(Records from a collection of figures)
━━━━━━━━━━━━━━━━━━━━

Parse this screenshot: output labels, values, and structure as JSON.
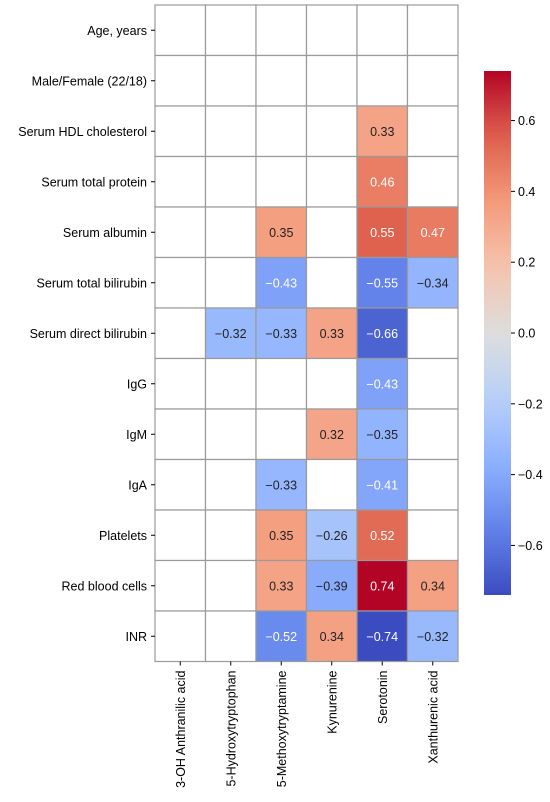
{
  "chart_data": {
    "type": "heatmap",
    "title": "",
    "xlabel": "",
    "ylabel": "",
    "rows": [
      "Age, years",
      "Male/Female (22/18)",
      "Serum HDL cholesterol",
      "Serum total protein",
      "Serum albumin",
      "Serum total bilirubin",
      "Serum direct bilirubin",
      "IgG",
      "IgM",
      "IgA",
      "Platelets",
      "Red blood cells",
      "INR"
    ],
    "columns": [
      "3-OH Anthranilic acid",
      "5-Hydroxytryptophan",
      "5-Methoxytryptamine",
      "Kynurenine",
      "Serotonin",
      "Xanthurenic acid"
    ],
    "values": [
      [
        null,
        null,
        null,
        null,
        null,
        null
      ],
      [
        null,
        null,
        null,
        null,
        null,
        null
      ],
      [
        null,
        null,
        null,
        null,
        0.33,
        null
      ],
      [
        null,
        null,
        null,
        null,
        0.46,
        null
      ],
      [
        null,
        null,
        0.35,
        null,
        0.55,
        0.47
      ],
      [
        null,
        null,
        -0.43,
        null,
        -0.55,
        -0.34
      ],
      [
        null,
        -0.32,
        -0.33,
        0.33,
        -0.66,
        null
      ],
      [
        null,
        null,
        null,
        null,
        -0.43,
        null
      ],
      [
        null,
        null,
        null,
        0.32,
        -0.35,
        null
      ],
      [
        null,
        null,
        -0.33,
        null,
        -0.41,
        null
      ],
      [
        null,
        null,
        0.35,
        -0.26,
        0.52,
        null
      ],
      [
        null,
        null,
        0.33,
        -0.39,
        0.74,
        0.34
      ],
      [
        null,
        null,
        -0.52,
        0.34,
        -0.74,
        -0.32
      ]
    ],
    "colorbar": {
      "colormap": "coolwarm",
      "vmin": -0.74,
      "vmax": 0.74,
      "ticks": [
        0.6,
        0.4,
        0.2,
        0.0,
        -0.2,
        -0.4,
        -0.6
      ],
      "tick_labels": [
        "0.6",
        "0.4",
        "0.2",
        "0.0",
        "−0.2",
        "−0.4",
        "−0.6"
      ]
    },
    "grid": true,
    "legend": "right"
  }
}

━━━━━━━━━━━━━━━━━━━━

### THE PROBLEM:
The copy you return must match the records above exactly, minus any images.

### SOLUTION TO THIS EXERCISE:
Parse this screenshot: output labels, values, and structure as JSON.
{
  "chart_data": {
    "type": "heatmap",
    "title": "",
    "xlabel": "",
    "ylabel": "",
    "rows": [
      "Age, years",
      "Male/Female (22/18)",
      "Serum HDL cholesterol",
      "Serum total protein",
      "Serum albumin",
      "Serum total bilirubin",
      "Serum direct bilirubin",
      "IgG",
      "IgM",
      "IgA",
      "Platelets",
      "Red blood cells",
      "INR"
    ],
    "columns": [
      "3-OH Anthranilic acid",
      "5-Hydroxytryptophan",
      "5-Methoxytryptamine",
      "Kynurenine",
      "Serotonin",
      "Xanthurenic acid"
    ],
    "values": [
      [
        null,
        null,
        null,
        null,
        null,
        null
      ],
      [
        null,
        null,
        null,
        null,
        null,
        null
      ],
      [
        null,
        null,
        null,
        null,
        0.33,
        null
      ],
      [
        null,
        null,
        null,
        null,
        0.46,
        null
      ],
      [
        null,
        null,
        0.35,
        null,
        0.55,
        0.47
      ],
      [
        null,
        null,
        -0.43,
        null,
        -0.55,
        -0.34
      ],
      [
        null,
        -0.32,
        -0.33,
        0.33,
        -0.66,
        null
      ],
      [
        null,
        null,
        null,
        null,
        -0.43,
        null
      ],
      [
        null,
        null,
        null,
        0.32,
        -0.35,
        null
      ],
      [
        null,
        null,
        -0.33,
        null,
        -0.41,
        null
      ],
      [
        null,
        null,
        0.35,
        -0.26,
        0.52,
        null
      ],
      [
        null,
        null,
        0.33,
        -0.39,
        0.74,
        0.34
      ],
      [
        null,
        null,
        -0.52,
        0.34,
        -0.74,
        -0.32
      ]
    ],
    "colorbar": {
      "colormap": "coolwarm",
      "vmin": -0.74,
      "vmax": 0.74,
      "ticks": [
        0.6,
        0.4,
        0.2,
        0.0,
        -0.2,
        -0.4,
        -0.6
      ],
      "tick_labels": [
        "0.6",
        "0.4",
        "0.2",
        "0.0",
        "−0.2",
        "−0.4",
        "−0.6"
      ]
    },
    "grid": true,
    "legend": "right"
  }
}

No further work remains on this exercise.